> **What you will do**: Copy out each line of the data holding "name".

** Start Recorded information **

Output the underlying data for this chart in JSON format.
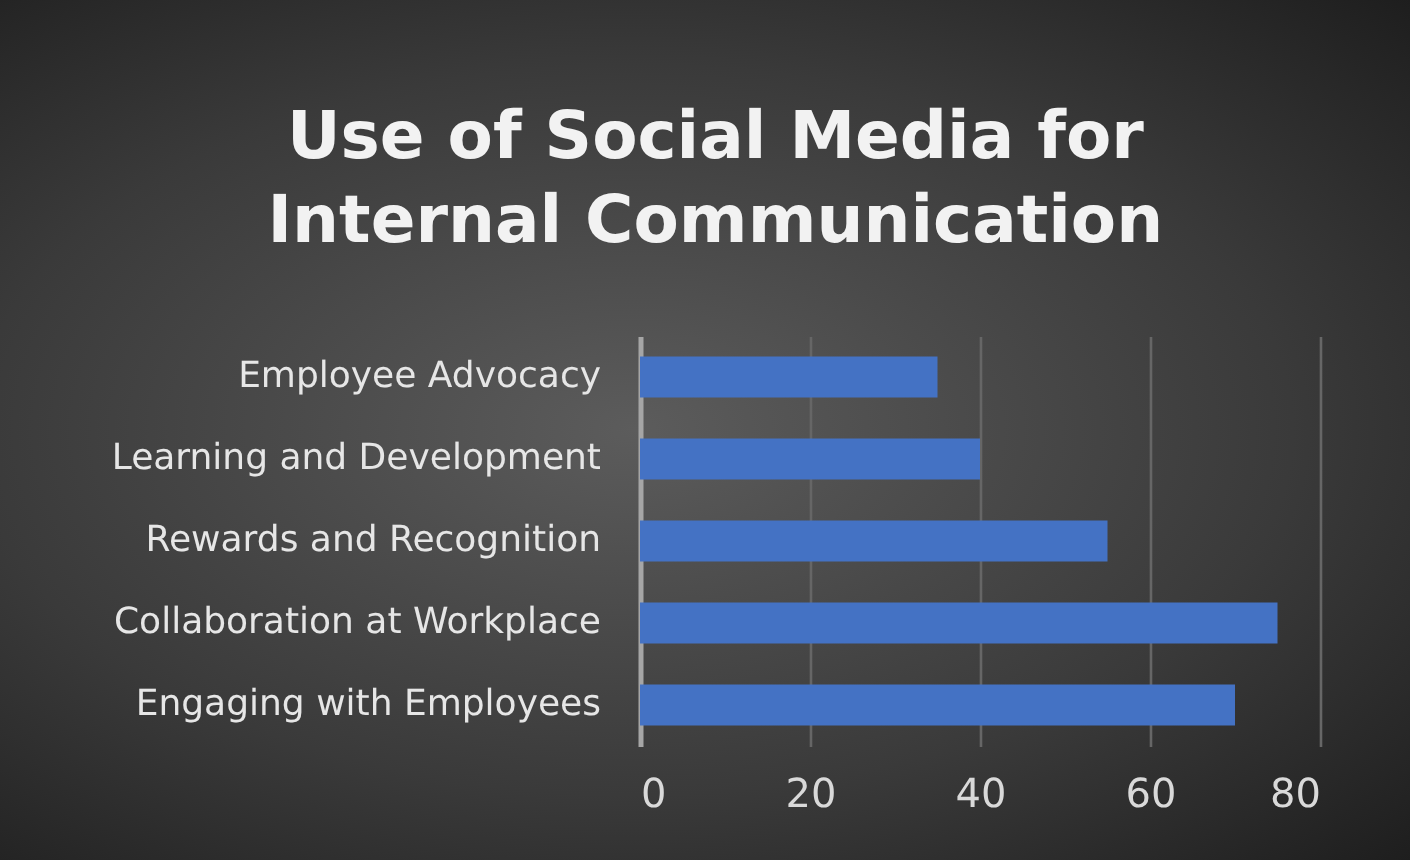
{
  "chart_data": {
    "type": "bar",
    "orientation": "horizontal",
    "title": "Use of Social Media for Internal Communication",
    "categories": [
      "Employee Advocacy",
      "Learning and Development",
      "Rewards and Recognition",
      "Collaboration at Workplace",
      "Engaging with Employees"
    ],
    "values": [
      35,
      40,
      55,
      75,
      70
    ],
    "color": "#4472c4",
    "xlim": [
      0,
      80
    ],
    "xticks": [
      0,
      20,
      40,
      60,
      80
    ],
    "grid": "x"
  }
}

** End Recorded information **
** Start Recorded information **

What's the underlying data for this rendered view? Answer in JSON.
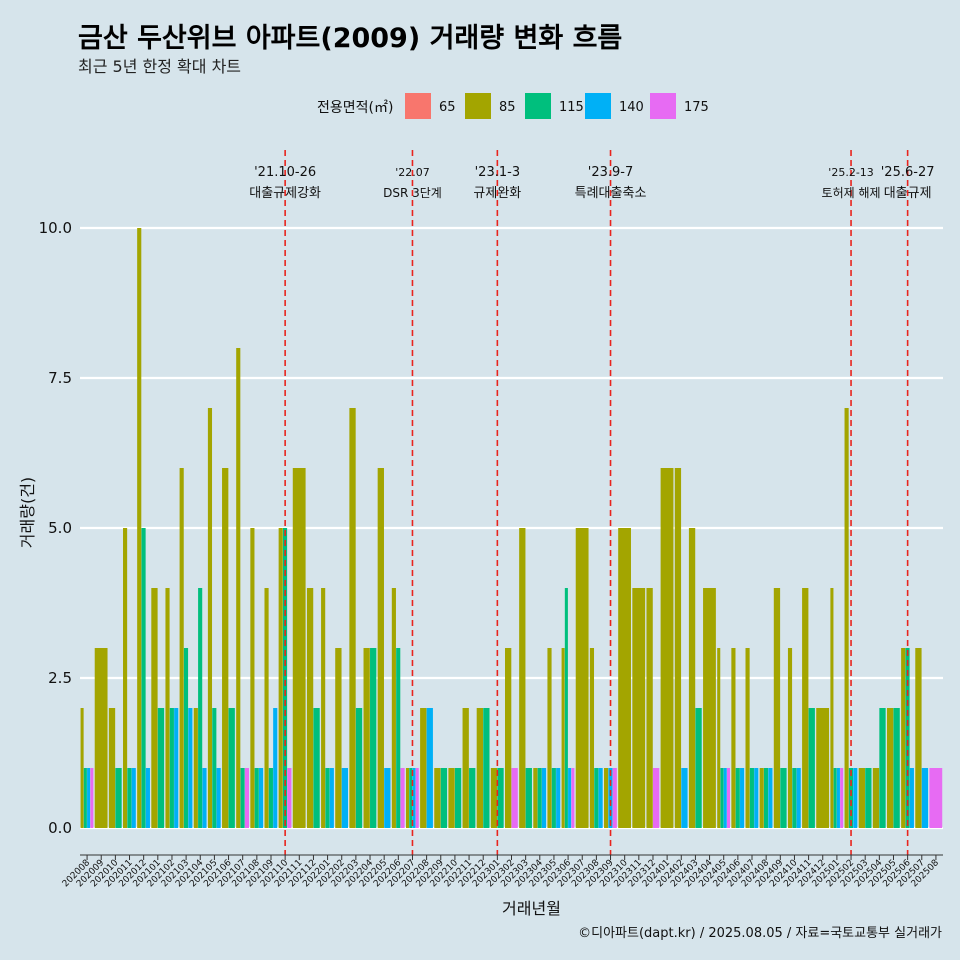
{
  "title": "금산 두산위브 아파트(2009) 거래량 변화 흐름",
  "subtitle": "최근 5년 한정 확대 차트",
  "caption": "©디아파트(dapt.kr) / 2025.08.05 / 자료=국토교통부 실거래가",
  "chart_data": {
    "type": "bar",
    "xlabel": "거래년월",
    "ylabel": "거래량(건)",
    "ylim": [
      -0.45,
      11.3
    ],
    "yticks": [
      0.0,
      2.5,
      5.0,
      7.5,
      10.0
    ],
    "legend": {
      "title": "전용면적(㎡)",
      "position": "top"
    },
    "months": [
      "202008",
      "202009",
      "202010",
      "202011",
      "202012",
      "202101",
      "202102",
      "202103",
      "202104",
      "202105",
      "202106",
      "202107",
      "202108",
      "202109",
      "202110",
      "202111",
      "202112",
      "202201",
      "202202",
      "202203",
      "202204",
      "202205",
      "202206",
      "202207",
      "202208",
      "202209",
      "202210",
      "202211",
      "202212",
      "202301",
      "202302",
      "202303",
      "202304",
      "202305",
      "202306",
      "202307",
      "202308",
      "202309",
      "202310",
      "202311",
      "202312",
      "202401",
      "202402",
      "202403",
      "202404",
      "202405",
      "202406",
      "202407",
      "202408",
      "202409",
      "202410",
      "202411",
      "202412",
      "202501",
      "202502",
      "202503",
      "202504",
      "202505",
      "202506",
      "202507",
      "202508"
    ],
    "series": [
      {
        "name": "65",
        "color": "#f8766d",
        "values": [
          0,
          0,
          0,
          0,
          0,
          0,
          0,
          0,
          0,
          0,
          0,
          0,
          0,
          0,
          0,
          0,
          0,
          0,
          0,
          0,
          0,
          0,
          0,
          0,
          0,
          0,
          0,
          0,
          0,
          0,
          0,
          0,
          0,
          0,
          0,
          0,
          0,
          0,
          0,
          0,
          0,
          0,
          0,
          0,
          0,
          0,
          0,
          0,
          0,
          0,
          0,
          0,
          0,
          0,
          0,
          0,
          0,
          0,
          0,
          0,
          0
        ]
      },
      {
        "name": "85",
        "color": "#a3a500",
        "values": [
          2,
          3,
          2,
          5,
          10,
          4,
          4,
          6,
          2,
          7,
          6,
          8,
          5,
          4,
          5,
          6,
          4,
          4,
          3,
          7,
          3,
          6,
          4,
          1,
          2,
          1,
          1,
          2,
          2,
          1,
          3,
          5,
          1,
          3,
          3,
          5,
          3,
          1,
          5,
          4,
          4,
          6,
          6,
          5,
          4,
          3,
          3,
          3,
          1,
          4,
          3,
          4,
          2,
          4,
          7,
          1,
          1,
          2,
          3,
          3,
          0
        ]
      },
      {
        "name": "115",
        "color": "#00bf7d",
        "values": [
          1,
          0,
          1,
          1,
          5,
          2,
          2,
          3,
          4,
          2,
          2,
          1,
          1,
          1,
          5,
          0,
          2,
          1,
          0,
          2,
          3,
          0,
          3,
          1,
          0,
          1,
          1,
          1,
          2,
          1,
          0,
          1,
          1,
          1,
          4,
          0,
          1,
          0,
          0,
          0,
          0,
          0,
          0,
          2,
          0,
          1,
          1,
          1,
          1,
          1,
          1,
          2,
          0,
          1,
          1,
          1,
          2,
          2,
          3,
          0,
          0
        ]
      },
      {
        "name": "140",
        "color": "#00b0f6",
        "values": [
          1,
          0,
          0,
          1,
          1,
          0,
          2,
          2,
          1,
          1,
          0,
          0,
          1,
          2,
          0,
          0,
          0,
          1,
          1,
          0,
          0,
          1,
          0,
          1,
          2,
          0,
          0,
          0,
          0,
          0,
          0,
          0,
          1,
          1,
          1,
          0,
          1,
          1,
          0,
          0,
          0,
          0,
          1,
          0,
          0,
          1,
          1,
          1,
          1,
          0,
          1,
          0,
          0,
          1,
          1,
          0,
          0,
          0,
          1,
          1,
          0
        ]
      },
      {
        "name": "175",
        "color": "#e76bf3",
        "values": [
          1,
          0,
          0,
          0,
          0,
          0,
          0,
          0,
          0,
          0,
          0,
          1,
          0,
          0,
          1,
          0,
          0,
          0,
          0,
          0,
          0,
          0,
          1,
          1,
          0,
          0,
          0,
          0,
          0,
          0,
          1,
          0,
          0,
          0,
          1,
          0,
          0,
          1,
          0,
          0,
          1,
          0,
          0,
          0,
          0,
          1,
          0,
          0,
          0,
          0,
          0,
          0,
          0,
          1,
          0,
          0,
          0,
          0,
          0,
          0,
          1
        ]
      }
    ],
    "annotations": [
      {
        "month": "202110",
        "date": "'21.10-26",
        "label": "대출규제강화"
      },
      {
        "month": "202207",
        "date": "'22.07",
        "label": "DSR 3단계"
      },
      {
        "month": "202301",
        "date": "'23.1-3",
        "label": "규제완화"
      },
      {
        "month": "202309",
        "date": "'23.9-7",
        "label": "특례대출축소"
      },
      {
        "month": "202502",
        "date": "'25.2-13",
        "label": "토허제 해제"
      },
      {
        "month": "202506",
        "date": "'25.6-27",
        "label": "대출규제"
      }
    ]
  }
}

** End Recorded information **

> **Result of this task**:
        "name": "65",
        "name": "85",
        "name": "115",
        "name": "140",
        "name": "175",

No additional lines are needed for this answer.